# Job
Copy each line that contains the word "margins".

# Task input

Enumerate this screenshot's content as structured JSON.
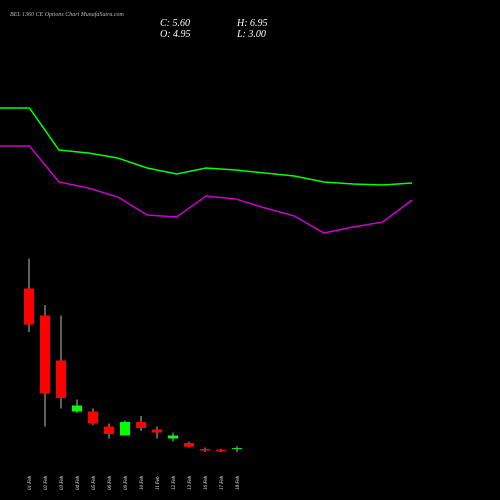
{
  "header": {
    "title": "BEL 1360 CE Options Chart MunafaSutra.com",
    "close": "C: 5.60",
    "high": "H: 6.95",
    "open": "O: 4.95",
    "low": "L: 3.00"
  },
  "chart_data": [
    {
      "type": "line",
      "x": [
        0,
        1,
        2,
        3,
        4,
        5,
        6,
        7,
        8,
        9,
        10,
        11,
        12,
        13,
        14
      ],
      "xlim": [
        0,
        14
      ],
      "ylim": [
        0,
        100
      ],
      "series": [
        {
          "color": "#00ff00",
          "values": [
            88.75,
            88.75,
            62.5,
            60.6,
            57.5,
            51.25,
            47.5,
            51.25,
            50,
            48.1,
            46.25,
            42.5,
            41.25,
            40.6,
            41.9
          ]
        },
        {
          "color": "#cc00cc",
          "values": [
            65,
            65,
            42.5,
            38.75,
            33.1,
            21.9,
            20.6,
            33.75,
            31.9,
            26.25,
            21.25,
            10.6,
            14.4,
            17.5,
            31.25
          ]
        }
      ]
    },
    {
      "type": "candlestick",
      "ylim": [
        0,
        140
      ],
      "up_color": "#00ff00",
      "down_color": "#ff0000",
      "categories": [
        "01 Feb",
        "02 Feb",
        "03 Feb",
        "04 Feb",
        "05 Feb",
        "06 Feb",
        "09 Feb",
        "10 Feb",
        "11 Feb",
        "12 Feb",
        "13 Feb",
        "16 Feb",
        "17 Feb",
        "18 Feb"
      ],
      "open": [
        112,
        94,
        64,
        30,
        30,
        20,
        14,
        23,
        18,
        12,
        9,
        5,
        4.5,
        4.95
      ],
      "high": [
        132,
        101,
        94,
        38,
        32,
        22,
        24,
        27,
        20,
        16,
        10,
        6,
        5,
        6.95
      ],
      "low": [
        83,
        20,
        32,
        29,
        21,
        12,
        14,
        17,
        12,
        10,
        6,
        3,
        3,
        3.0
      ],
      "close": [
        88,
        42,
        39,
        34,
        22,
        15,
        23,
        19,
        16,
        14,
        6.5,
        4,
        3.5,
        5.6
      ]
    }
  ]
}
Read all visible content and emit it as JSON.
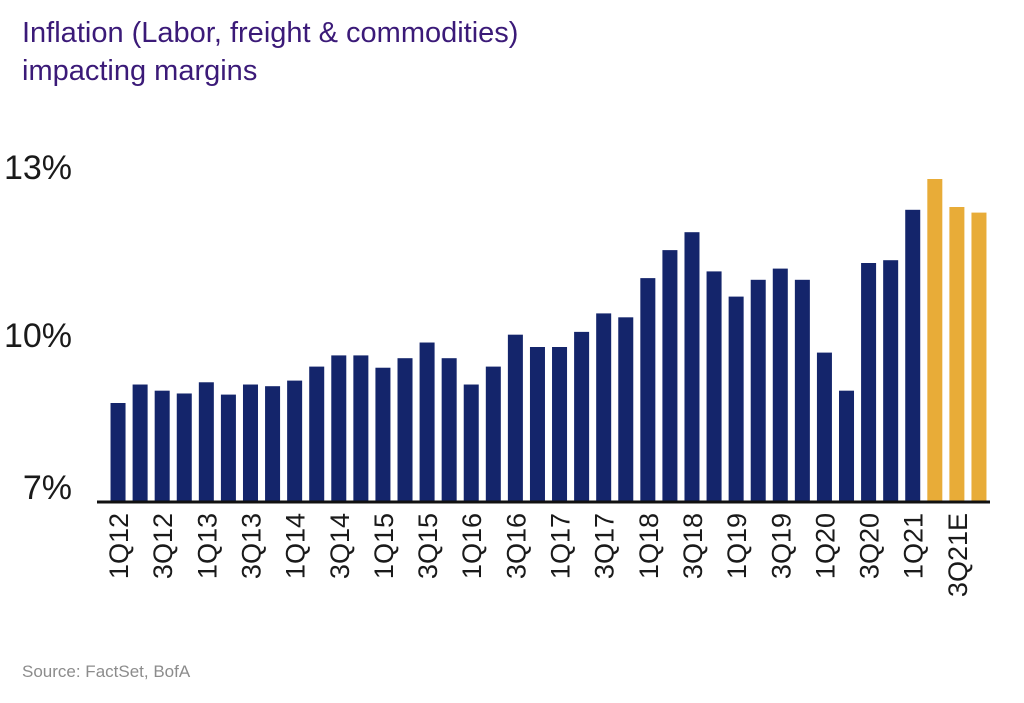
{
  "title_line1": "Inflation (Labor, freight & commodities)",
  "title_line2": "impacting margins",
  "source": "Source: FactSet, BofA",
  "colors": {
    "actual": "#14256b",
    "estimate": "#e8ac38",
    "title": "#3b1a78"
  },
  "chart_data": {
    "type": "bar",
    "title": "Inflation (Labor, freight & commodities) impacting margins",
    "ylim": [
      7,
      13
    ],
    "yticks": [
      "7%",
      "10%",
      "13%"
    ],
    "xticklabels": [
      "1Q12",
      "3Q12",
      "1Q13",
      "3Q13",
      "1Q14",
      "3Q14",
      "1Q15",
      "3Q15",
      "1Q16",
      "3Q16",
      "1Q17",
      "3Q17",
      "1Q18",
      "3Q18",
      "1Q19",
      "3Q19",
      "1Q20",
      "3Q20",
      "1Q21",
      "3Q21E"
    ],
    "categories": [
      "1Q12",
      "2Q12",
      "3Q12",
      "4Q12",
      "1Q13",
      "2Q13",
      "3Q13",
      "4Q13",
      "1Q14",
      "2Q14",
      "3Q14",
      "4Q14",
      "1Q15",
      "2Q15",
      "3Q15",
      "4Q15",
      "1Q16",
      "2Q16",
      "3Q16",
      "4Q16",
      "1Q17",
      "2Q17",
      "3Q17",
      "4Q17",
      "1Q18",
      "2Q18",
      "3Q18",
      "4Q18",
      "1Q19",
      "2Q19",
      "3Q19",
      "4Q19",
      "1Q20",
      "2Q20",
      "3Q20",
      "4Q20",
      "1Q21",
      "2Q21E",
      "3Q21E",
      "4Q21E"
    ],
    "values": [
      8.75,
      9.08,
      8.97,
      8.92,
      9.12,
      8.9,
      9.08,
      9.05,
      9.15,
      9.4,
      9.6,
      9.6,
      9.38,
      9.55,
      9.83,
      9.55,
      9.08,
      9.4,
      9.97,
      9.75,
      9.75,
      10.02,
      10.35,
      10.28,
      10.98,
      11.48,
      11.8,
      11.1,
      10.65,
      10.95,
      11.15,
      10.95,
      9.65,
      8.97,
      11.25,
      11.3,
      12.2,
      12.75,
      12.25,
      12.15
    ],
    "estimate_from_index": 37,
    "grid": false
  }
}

# Output of the exercise
  "title_line2": "impacting margins",
    "title": "Inflation (Labor, freight & commodities) impacting margins",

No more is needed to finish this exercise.